A run of records:
========================================================================

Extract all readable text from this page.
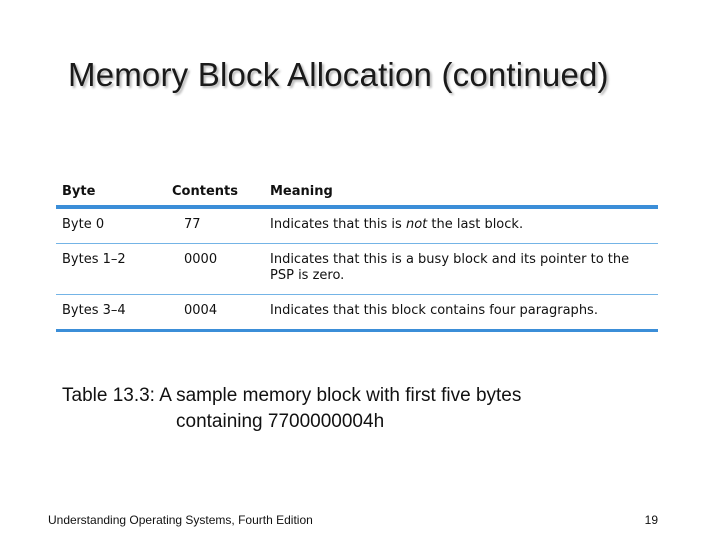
Memory Block Allocation (continued)
Byte	Contents	Meaning
Byte 0	77	Indicates that this is not the last block.
Bytes 1–2	0000	Indicates that this is a busy block and its pointer to the PSP is zero.
Bytes 3–4	0004	Indicates that this block contains four paragraphs.
Table 13.3: A sample memory block with first five bytes
containing 7700000004h
Understanding Operating Systems, Fourth Edition	19
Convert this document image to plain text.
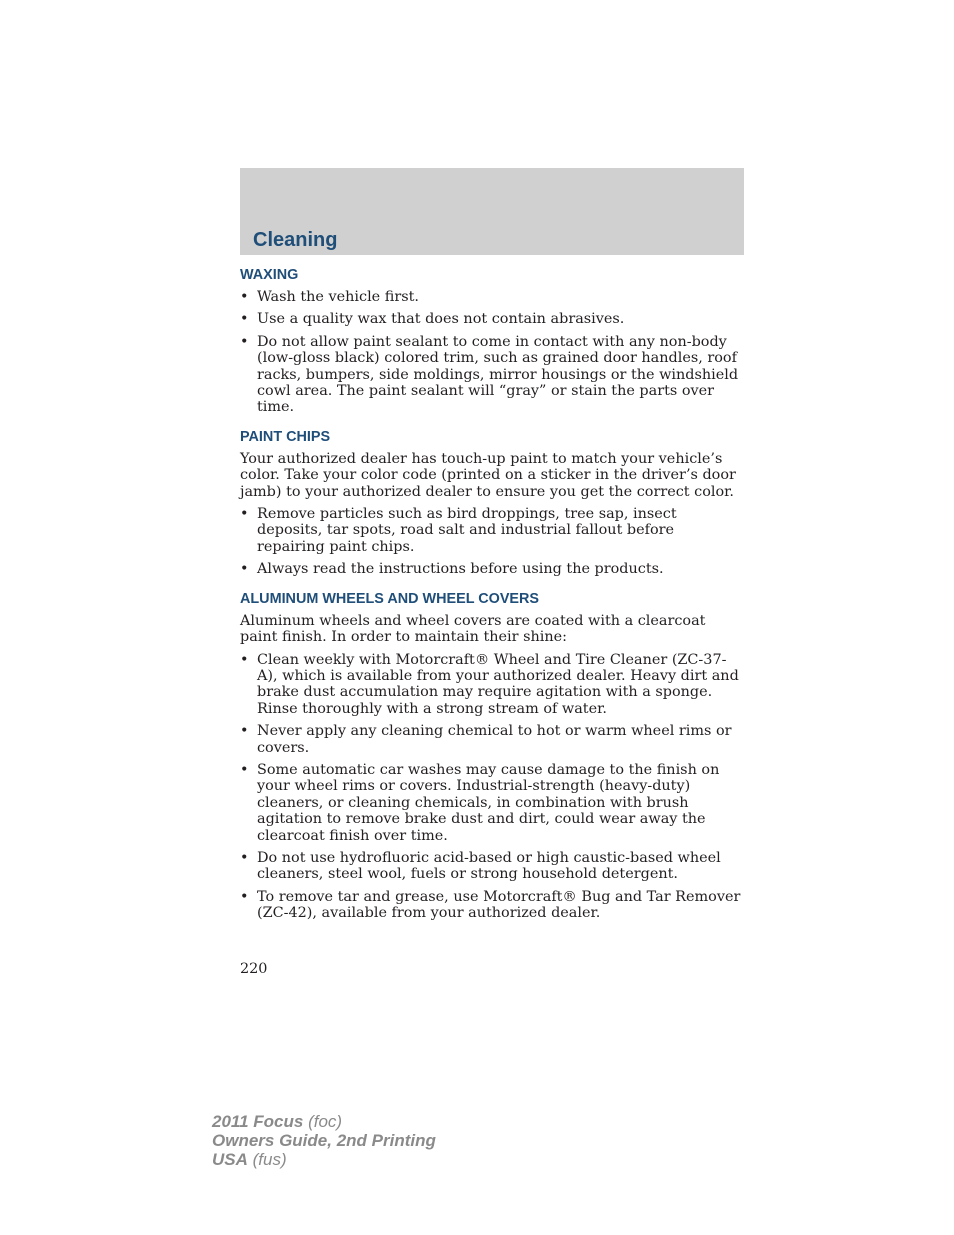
Cleaning
WAXING
• Wash the vehicle first.
• Use a quality wax that does not contain abrasives.
• Do not allow paint sealant to come in contact with any non-body (low-gloss black) colored trim, such as grained door handles, roof racks, bumpers, side moldings, mirror housings or the windshield cowl area. The paint sealant will “gray” or stain the parts over time.
PAINT CHIPS

Your authorized dealer has touch-up paint to match your vehicle’s color. Take your color code (printed on a sticker in the driver’s door jamb) to your authorized dealer to ensure you get the correct color.

• Remove particles such as bird droppings, tree sap, insect deposits, tar spots, road salt and industrial fallout before repairing paint chips.
• Always read the instructions before using the products.
ALUMINUM WHEELS AND WHEEL COVERS

Aluminum wheels and wheel covers are coated with a clearcoat paint finish. In order to maintain their shine:

• Clean weekly with Motorcraft® Wheel and Tire Cleaner (ZC-37-A), which is available from your authorized dealer. Heavy dirt and brake dust accumulation may require agitation with a sponge. Rinse thoroughly with a strong stream of water.
• Never apply any cleaning chemical to hot or warm wheel rims or covers.
• Some automatic car washes may cause damage to the finish on your wheel rims or covers. Industrial-strength (heavy-duty) cleaners, or cleaning chemicals, in combination with brush agitation to remove brake dust and dirt, could wear away the clearcoat finish over time.
• Do not use hydrofluoric acid-based or high caustic-based wheel cleaners, steel wool, fuels or strong household detergent.
• To remove tar and grease, use Motorcraft® Bug and Tar Remover (ZC-42), available from your authorized dealer.
220
2011 Focus (foc)
Owners Guide, 2nd Printing
USA (fus)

========================================================================

Give all the entries again exactly, dropping each picture.

Extract all readable text from this page.
Memory Block Allocation (continued)
Byte	Contents	Meaning
Byte 0	77	Indicates that this is not the last block.
Bytes 1–2	0000	Indicates that this is a busy block and its pointer to the PSP is zero.
Bytes 3–4	0004	Indicates that this block contains four paragraphs.
Table 13.3: A sample memory block with first five bytes
containing 7700000004h
Understanding Operating Systems, Fourth Edition	19
Convert this document image to plain text.
Cleaning
WAXING
• Wash the vehicle first.
• Use a quality wax that does not contain abrasives.
• Do not allow paint sealant to come in contact with any non-body (low-gloss black) colored trim, such as grained door handles, roof racks, bumpers, side moldings, mirror housings or the windshield cowl area. The paint sealant will “gray” or stain the parts over time.
PAINT CHIPS

Your authorized dealer has touch-up paint to match your vehicle’s color. Take your color code (printed on a sticker in the driver’s door jamb) to your authorized dealer to ensure you get the correct color.

• Remove particles such as bird droppings, tree sap, insect deposits, tar spots, road salt and industrial fallout before repairing paint chips.
• Always read the instructions before using the products.
ALUMINUM WHEELS AND WHEEL COVERS

Aluminum wheels and wheel covers are coated with a clearcoat paint finish. In order to maintain their shine:

• Clean weekly with Motorcraft® Wheel and Tire Cleaner (ZC-37-A), which is available from your authorized dealer. Heavy dirt and brake dust accumulation may require agitation with a sponge. Rinse thoroughly with a strong stream of water.
• Never apply any cleaning chemical to hot or warm wheel rims or covers.
• Some automatic car washes may cause damage to the finish on your wheel rims or covers. Industrial-strength (heavy-duty) cleaners, or cleaning chemicals, in combination with brush agitation to remove brake dust and dirt, could wear away the clearcoat finish over time.
• Do not use hydrofluoric acid-based or high caustic-based wheel cleaners, steel wool, fuels or strong household detergent.
• To remove tar and grease, use Motorcraft® Bug and Tar Remover (ZC-42), available from your authorized dealer.
220
2011 Focus (foc)
Owners Guide, 2nd Printing
USA (fus)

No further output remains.